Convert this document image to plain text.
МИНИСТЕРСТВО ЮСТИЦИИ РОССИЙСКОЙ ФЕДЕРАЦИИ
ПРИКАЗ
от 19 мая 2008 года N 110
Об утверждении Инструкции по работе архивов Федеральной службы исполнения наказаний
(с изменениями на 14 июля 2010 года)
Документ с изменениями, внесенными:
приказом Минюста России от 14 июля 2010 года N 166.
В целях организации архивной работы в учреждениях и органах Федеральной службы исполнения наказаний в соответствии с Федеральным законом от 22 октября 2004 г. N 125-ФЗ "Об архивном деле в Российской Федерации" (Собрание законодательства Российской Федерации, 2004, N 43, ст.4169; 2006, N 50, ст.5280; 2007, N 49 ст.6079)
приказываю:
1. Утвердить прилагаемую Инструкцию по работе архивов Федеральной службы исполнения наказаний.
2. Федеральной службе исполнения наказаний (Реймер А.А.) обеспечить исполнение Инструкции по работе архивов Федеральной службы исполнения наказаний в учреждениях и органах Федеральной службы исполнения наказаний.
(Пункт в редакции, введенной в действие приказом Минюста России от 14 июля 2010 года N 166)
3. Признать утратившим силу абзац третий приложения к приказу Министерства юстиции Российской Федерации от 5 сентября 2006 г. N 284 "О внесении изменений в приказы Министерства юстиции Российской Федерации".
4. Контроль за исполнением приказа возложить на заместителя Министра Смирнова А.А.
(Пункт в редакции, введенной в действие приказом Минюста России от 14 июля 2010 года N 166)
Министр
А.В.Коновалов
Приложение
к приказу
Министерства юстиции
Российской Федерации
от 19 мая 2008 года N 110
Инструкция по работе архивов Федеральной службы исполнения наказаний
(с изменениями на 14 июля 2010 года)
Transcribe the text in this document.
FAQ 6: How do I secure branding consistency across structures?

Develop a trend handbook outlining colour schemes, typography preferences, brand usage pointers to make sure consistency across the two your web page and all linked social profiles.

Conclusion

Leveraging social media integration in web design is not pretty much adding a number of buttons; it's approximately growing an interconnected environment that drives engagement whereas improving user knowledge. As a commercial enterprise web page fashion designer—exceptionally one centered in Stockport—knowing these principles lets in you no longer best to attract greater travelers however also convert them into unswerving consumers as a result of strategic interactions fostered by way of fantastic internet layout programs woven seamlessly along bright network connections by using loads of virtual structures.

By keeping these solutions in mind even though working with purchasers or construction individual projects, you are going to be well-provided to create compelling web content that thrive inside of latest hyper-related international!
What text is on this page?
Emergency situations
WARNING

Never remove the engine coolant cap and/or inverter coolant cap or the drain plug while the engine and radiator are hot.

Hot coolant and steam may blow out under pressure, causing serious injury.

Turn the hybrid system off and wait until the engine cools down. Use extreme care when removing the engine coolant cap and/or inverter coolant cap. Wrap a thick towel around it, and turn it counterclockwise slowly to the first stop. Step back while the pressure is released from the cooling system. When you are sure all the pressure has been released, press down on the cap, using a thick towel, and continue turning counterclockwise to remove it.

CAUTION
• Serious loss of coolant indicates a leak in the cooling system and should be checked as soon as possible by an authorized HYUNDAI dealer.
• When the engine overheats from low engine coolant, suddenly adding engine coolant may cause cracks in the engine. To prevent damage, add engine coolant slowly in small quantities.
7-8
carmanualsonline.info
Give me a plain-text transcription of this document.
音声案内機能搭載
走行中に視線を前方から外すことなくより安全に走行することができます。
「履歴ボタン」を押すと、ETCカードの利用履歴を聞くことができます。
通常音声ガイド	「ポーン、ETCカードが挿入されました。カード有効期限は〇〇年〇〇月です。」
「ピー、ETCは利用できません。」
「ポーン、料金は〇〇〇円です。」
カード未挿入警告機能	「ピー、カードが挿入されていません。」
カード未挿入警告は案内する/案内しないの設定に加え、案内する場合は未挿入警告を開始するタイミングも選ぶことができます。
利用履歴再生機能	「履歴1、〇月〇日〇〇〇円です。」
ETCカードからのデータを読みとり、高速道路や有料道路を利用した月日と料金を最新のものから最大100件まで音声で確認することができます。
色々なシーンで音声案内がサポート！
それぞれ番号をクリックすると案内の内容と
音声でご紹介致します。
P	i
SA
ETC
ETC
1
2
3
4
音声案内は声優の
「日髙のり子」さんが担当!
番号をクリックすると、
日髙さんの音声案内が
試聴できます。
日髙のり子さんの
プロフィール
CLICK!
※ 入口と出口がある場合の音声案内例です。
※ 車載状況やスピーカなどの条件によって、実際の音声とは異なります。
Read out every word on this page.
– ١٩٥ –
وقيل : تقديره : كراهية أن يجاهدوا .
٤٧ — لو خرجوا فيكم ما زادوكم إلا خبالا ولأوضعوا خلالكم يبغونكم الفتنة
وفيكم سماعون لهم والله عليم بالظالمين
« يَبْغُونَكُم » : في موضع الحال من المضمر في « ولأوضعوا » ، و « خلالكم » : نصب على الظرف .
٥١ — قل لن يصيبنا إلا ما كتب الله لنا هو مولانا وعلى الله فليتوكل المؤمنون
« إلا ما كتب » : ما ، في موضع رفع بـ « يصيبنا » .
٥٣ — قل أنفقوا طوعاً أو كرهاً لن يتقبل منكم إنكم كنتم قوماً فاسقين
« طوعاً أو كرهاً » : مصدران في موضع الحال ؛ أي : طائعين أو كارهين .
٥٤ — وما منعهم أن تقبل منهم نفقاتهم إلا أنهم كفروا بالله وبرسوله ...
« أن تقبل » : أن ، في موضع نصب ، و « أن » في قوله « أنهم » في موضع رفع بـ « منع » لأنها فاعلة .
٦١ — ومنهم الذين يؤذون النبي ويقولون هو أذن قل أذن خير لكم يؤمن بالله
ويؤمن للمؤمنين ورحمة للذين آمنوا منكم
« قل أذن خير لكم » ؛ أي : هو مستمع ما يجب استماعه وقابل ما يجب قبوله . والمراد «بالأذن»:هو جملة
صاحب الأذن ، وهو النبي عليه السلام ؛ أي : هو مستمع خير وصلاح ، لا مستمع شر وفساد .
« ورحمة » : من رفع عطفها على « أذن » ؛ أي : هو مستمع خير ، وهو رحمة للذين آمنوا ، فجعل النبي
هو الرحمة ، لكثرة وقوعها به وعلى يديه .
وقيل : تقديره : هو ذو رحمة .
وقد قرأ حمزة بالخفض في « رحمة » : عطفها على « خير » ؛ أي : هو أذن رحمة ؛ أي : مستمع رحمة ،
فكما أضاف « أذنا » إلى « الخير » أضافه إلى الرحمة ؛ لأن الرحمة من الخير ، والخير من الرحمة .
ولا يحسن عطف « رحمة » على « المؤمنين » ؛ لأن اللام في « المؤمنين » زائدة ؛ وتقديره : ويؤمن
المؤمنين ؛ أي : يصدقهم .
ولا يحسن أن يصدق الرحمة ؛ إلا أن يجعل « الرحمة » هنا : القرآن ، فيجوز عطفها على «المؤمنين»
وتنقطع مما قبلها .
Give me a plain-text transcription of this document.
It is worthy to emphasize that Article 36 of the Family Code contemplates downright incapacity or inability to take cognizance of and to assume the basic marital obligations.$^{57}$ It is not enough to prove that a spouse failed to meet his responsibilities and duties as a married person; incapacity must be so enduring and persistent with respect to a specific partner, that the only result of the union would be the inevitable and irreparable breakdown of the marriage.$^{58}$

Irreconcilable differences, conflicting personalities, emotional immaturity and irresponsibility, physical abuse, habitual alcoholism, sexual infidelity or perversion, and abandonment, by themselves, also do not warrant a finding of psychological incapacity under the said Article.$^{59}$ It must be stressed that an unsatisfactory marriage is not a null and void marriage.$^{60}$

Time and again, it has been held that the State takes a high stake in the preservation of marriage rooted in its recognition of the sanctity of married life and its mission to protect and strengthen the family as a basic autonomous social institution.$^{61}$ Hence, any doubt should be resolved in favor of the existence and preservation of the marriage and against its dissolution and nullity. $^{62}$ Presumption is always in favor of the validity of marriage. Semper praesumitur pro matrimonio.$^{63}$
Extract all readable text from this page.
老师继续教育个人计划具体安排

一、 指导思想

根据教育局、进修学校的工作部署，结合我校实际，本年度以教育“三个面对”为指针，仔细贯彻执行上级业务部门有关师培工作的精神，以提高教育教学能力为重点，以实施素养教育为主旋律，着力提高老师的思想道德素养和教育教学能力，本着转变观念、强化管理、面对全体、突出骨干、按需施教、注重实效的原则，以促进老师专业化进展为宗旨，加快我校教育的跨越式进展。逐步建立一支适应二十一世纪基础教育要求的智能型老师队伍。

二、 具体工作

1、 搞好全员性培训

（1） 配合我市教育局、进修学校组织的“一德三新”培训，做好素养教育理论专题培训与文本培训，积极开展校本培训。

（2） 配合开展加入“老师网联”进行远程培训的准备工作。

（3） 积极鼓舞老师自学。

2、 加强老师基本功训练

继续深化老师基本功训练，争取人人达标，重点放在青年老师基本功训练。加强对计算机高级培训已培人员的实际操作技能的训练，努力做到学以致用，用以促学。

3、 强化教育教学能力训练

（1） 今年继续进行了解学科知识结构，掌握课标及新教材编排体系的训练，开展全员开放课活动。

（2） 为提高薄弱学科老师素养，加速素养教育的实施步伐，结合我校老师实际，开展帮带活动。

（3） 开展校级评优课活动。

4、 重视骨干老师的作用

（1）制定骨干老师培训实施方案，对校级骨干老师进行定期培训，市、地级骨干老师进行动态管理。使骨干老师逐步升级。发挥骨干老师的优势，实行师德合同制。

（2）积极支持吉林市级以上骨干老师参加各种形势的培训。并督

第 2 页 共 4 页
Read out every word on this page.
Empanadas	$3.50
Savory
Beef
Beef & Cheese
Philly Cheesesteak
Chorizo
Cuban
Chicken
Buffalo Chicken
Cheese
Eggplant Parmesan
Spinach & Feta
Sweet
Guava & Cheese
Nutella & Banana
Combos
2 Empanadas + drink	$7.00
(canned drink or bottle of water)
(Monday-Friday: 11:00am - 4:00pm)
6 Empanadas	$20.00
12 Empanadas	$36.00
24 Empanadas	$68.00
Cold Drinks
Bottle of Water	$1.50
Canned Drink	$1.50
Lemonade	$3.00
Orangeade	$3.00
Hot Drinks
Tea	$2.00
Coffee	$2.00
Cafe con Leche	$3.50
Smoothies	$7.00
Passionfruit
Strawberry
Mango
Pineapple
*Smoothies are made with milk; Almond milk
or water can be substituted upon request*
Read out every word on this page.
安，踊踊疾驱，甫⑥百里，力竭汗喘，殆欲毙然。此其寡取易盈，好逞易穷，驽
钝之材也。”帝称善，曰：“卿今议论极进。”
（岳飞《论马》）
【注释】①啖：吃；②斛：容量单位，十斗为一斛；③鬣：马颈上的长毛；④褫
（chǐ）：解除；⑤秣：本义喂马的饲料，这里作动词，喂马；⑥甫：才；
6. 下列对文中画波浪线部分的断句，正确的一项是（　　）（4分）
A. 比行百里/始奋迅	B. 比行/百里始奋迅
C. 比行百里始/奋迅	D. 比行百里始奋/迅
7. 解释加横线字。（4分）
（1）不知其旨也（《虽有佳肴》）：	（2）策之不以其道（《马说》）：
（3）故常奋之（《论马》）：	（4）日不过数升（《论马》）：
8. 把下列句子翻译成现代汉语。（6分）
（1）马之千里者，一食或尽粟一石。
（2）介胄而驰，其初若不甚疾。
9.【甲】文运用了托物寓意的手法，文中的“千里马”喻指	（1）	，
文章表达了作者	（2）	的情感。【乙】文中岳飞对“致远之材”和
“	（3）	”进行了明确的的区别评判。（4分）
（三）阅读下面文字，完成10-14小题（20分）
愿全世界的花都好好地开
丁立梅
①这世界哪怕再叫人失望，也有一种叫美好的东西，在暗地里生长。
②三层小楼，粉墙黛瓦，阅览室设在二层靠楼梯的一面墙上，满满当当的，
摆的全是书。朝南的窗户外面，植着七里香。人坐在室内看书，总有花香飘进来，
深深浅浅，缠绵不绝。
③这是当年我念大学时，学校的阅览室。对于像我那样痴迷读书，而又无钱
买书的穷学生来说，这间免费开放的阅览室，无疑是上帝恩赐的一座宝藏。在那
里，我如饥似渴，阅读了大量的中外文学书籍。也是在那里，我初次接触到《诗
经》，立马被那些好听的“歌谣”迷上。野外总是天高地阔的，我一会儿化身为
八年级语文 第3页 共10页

----

* [Aim of the task]: Collect from the data above every line that includes "وعلى".

* [Exercise output]:
٥١ — قل لن يصيبنا إلا ما كتب الله لنا هو مولانا وعلى الله فليتوكل المؤمنون
هو الرحمة ، لكثرة وقوعها به وعلى يديه .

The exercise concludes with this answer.